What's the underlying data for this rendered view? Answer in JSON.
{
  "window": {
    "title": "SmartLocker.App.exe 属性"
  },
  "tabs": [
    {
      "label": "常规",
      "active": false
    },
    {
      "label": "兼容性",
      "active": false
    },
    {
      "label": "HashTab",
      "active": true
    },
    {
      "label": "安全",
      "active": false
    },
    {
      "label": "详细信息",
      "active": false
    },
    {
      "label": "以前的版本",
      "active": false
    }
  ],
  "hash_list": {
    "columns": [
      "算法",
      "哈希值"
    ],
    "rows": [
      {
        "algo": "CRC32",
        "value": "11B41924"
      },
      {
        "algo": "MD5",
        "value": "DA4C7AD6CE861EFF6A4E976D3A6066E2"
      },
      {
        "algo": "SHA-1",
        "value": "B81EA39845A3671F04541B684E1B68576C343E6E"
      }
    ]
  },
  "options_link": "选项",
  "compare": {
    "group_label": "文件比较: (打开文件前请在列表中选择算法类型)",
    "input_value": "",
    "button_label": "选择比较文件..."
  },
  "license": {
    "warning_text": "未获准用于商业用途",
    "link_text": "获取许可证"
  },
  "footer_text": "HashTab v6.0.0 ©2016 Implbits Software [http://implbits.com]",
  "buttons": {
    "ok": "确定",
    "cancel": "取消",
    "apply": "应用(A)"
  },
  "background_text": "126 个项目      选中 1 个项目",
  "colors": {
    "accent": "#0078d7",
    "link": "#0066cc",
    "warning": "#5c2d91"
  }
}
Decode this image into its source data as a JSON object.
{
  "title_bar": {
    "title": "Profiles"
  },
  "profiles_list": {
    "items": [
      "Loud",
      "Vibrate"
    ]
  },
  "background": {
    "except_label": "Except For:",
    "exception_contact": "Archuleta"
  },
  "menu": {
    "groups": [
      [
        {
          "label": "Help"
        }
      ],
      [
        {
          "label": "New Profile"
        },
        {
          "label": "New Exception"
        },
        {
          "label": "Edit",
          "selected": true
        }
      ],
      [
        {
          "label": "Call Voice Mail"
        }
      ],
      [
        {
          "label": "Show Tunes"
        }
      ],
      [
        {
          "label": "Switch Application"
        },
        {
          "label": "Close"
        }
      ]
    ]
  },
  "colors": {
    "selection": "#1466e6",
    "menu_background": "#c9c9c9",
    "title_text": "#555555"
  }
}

> EXERCISE AIM
Each line above is to be repeated exactly.

> EXERCISE SOLUTION
What's the underlying data for this rendered view? Answer in JSON.
{
  "window": {
    "title": "SmartLocker.App.exe 属性"
  },
  "tabs": [
    {
      "label": "常规",
      "active": false
    },
    {
      "label": "兼容性",
      "active": false
    },
    {
      "label": "HashTab",
      "active": true
    },
    {
      "label": "安全",
      "active": false
    },
    {
      "label": "详细信息",
      "active": false
    },
    {
      "label": "以前的版本",
      "active": false
    }
  ],
  "hash_list": {
    "columns": [
      "算法",
      "哈希值"
    ],
    "rows": [
      {
        "algo": "CRC32",
        "value": "11B41924"
      },
      {
        "algo": "MD5",
        "value": "DA4C7AD6CE861EFF6A4E976D3A6066E2"
      },
      {
        "algo": "SHA-1",
        "value": "B81EA39845A3671F04541B684E1B68576C343E6E"
      }
    ]
  },
  "options_link": "选项",
  "compare": {
    "group_label": "文件比较: (打开文件前请在列表中选择算法类型)",
    "input_value": "",
    "button_label": "选择比较文件..."
  },
  "license": {
    "warning_text": "未获准用于商业用途",
    "link_text": "获取许可证"
  },
  "footer_text": "HashTab v6.0.0 ©2016 Implbits Software [http://implbits.com]",
  "buttons": {
    "ok": "确定",
    "cancel": "取消",
    "apply": "应用(A)"
  },
  "background_text": "126 个项目      选中 1 个项目",
  "colors": {
    "accent": "#0078d7",
    "link": "#0066cc",
    "warning": "#5c2d91"
  }
}
Decode this image into its source data as a JSON object.
{
  "title_bar": {
    "title": "Profiles"
  },
  "profiles_list": {
    "items": [
      "Loud",
      "Vibrate"
    ]
  },
  "background": {
    "except_label": "Except For:",
    "exception_contact": "Archuleta"
  },
  "menu": {
    "groups": [
      [
        {
          "label": "Help"
        }
      ],
      [
        {
          "label": "New Profile"
        },
        {
          "label": "New Exception"
        },
        {
          "label": "Edit",
          "selected": true
        }
      ],
      [
        {
          "label": "Call Voice Mail"
        }
      ],
      [
        {
          "label": "Show Tunes"
        }
      ],
      [
        {
          "label": "Switch Application"
        },
        {
          "label": "Close"
        }
      ]
    ]
  },
  "colors": {
    "selection": "#1466e6",
    "menu_background": "#c9c9c9",
    "title_text": "#555555"
  }
}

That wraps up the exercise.